::: Records for processing

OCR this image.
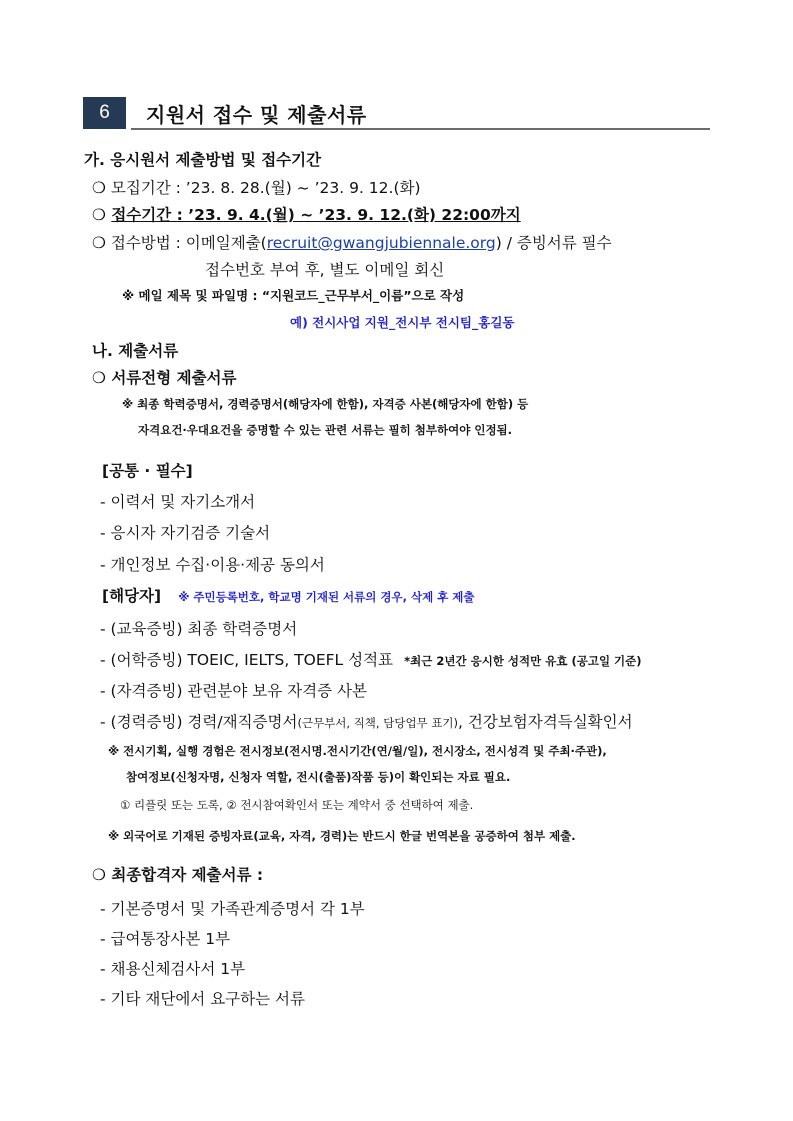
6	지원서 접수 및 제출서류
가. 응시원서 제출방법 및 접수기간
❍ 모집기간 : ’23. 8. 28.(월) ~ ’23. 9. 12.(화)
❍ 접수기간 : ’23. 9. 4.(월) ~ ’23. 9. 12.(화) 22:00까지
❍ 접수방법 : 이메일제출(recruit@gwangjubiennale.org) / 증빙서류 필수
접수번호 부여 후, 별도 이메일 회신
※ 메일 제목 및 파일명 : “지원코드_근무부서_이름”으로 작성
예) 전시사업 지원_전시부 전시팀_홍길동
나. 제출서류
❍ 서류전형 제출서류
※ 최종 학력증명서, 경력증명서(해당자에 한함), 자격증 사본(해당자에 한함) 등
자격요건·우대요건을 증명할 수 있는 관련 서류는 필히 첨부하여야 인정됨.
[공통 · 필수]
- 이력서 및 자기소개서
- 응시자 자기검증 기술서
- 개인정보 수집·이용·제공 동의서
[해당자] ※ 주민등록번호, 학교명 기재된 서류의 경우, 삭제 후 제출
- (교육증빙) 최종 학력증명서
- (어학증빙) TOEIC, IELTS, TOEFL 성적표 *최근 2년간 응시한 성적만 유효 (공고일 기준)
- (자격증빙) 관련분야 보유 자격증 사본
- (경력증빙) 경력/재직증명서(근무부서, 직책, 담당업무 표기), 건강보험자격득실확인서
※ 전시기획, 실행 경험은 전시정보(전시명.전시기간(연/월/일), 전시장소, 전시성격 및 주최·주관),
참여정보(신청자명, 신청자 역할, 전시(출품)작품 등)이 확인되는 자료 필요.
① 리플릿 또는 도록, ② 전시참여확인서 또는 계약서 중 선택하여 제출.
※ 외국어로 기재된 증빙자료(교육, 자격, 경력)는 반드시 한글 번역본을 공증하여 첨부 제출.
❍ 최종합격자 제출서류 :
- 기본증명서 및 가족관계증명서 각 1부
- 급여통장사본 1부
- 채용신체검사서 1부
- 기타 재단에서 요구하는 서류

::::::

## What is expected
Report all lines of the data above that include the string "접수기간".

## Problem solution
가. 응시원서 제출방법 및 접수기간
❍ 접수기간 : ’23. 9. 4.(월) ~ ’23. 9. 12.(화) 22:00까지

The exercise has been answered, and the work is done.